▶ **Task objective**
Copy the items word for word, starting with the first line and going on through the line that contains "audit-log-link[interactable]: Audit log: [841, 188, 890, 202]".

── Supplied records ──

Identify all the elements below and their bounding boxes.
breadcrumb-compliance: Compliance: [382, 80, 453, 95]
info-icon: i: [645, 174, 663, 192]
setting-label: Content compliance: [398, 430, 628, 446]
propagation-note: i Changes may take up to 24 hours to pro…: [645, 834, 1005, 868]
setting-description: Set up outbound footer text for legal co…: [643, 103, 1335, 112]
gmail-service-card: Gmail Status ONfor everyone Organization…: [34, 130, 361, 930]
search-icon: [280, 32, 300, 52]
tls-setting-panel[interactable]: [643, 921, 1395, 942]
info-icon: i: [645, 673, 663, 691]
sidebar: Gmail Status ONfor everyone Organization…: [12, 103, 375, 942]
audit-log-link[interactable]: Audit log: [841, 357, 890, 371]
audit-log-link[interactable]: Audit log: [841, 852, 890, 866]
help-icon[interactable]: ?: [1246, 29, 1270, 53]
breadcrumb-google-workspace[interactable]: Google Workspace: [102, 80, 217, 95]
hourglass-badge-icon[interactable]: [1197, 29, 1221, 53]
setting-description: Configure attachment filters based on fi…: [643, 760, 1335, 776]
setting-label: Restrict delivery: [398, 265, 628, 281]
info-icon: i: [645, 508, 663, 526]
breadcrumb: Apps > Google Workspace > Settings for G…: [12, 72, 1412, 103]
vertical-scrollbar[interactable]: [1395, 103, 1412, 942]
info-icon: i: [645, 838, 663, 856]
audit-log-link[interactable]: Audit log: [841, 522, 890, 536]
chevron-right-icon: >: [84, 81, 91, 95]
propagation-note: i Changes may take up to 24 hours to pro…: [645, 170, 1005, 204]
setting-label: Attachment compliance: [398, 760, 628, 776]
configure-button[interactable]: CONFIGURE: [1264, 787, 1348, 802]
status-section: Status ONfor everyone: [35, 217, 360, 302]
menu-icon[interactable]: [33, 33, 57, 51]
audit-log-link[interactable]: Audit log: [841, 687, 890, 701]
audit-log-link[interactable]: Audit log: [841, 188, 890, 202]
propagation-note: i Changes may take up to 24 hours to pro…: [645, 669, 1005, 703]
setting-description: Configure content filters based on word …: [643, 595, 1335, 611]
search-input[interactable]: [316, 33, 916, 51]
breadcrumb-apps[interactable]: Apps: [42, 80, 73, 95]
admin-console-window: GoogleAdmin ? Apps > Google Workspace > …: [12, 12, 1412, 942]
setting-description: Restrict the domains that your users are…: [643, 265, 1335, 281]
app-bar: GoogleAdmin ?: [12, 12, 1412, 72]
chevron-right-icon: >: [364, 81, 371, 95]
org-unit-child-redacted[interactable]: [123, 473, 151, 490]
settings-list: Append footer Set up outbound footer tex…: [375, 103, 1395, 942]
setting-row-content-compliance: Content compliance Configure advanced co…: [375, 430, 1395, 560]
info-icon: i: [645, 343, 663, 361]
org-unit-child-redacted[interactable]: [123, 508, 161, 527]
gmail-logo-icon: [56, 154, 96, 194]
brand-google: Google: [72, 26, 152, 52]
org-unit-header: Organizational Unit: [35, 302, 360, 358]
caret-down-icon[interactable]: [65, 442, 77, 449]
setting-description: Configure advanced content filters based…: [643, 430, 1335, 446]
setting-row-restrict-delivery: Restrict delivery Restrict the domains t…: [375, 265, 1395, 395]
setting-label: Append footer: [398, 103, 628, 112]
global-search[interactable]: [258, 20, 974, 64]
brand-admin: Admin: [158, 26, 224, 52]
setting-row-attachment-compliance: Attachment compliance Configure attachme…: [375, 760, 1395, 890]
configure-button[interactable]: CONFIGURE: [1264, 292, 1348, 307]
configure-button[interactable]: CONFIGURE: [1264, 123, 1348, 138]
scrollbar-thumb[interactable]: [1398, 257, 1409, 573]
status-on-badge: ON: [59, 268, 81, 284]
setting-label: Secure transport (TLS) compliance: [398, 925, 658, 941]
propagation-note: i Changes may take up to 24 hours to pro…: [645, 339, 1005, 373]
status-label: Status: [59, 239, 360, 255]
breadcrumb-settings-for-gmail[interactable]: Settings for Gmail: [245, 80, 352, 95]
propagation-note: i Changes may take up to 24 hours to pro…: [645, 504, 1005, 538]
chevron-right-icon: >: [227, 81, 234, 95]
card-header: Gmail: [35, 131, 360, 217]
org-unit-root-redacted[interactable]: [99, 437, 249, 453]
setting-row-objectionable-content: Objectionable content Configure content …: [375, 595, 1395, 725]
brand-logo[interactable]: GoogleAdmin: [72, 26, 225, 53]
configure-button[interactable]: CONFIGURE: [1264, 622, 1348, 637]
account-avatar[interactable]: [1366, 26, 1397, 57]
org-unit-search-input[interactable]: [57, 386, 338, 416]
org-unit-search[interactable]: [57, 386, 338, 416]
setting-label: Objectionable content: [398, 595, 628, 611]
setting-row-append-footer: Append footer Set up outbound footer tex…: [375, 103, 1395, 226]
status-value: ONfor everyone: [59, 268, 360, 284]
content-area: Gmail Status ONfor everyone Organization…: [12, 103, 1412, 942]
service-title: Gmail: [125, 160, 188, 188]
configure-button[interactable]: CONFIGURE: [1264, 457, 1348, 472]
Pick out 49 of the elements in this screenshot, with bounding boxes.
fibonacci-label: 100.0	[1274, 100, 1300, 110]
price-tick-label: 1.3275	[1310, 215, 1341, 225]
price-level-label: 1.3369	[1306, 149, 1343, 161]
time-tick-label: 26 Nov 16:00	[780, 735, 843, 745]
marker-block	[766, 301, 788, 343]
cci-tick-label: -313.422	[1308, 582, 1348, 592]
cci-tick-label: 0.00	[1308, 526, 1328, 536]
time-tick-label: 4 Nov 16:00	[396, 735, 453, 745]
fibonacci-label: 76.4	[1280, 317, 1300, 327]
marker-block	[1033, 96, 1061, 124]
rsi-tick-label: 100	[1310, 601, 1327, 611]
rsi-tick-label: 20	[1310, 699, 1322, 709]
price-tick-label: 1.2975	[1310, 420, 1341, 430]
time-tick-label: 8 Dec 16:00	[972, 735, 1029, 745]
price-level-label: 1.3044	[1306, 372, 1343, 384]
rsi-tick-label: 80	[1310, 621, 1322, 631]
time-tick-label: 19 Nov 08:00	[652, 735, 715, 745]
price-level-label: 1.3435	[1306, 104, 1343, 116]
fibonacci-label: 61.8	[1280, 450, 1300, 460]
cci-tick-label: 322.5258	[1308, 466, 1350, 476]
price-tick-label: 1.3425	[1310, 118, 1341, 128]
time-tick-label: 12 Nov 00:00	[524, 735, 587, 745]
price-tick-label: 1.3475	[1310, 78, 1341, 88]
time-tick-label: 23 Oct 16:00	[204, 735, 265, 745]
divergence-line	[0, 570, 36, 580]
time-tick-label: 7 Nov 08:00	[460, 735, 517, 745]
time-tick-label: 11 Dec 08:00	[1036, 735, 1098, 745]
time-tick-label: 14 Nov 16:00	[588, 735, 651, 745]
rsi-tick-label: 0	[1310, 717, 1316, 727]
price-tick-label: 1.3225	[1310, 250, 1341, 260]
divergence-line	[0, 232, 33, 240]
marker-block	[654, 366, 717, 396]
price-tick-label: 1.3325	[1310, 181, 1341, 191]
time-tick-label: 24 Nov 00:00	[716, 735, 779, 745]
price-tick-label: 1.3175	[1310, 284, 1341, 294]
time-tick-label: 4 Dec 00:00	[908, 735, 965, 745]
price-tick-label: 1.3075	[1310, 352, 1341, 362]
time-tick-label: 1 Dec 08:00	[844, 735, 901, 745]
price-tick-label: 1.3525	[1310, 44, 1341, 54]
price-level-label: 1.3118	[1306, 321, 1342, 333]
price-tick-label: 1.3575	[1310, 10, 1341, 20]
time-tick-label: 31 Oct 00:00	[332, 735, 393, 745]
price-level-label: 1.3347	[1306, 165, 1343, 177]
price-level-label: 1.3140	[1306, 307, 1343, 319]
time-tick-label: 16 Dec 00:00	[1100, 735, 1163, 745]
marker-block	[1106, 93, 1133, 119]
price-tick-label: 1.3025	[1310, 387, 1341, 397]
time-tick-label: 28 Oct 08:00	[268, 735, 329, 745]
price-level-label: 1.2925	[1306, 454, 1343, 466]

───

▶ **Solution**
Identify all the elements below and their bounding boxes.
breadcrumb-compliance: Compliance: [382, 80, 453, 95]
info-icon: i: [645, 174, 663, 192]
setting-label: Content compliance: [398, 430, 628, 446]
propagation-note: i Changes may take up to 24 hours to pro…: [645, 834, 1005, 868]
setting-description: Set up outbound footer text for legal co…: [643, 103, 1335, 112]
gmail-service-card: Gmail Status ONfor everyone Organization…: [34, 130, 361, 930]
search-icon: [280, 32, 300, 52]
tls-setting-panel[interactable]: [643, 921, 1395, 942]
info-icon: i: [645, 673, 663, 691]
sidebar: Gmail Status ONfor everyone Organization…: [12, 103, 375, 942]
audit-log-link[interactable]: Audit log: [841, 357, 890, 371]
audit-log-link[interactable]: Audit log: [841, 852, 890, 866]
help-icon[interactable]: ?: [1246, 29, 1270, 53]
breadcrumb-google-workspace[interactable]: Google Workspace: [102, 80, 217, 95]
hourglass-badge-icon[interactable]: [1197, 29, 1221, 53]
setting-description: Configure attachment filters based on fi…: [643, 760, 1335, 776]
setting-label: Restrict delivery: [398, 265, 628, 281]
info-icon: i: [645, 508, 663, 526]
breadcrumb: Apps > Google Workspace > Settings for G…: [12, 72, 1412, 103]
vertical-scrollbar[interactable]: [1395, 103, 1412, 942]
info-icon: i: [645, 838, 663, 856]
audit-log-link[interactable]: Audit log: [841, 522, 890, 536]
chevron-right-icon: >: [84, 81, 91, 95]
propagation-note: i Changes may take up to 24 hours to pro…: [645, 170, 1005, 204]
setting-label: Attachment compliance: [398, 760, 628, 776]
configure-button[interactable]: CONFIGURE: [1264, 787, 1348, 802]
status-section: Status ONfor everyone: [35, 217, 360, 302]
menu-icon[interactable]: [33, 33, 57, 51]
audit-log-link[interactable]: Audit log: [841, 687, 890, 701]
audit-log-link[interactable]: Audit log: [841, 188, 890, 202]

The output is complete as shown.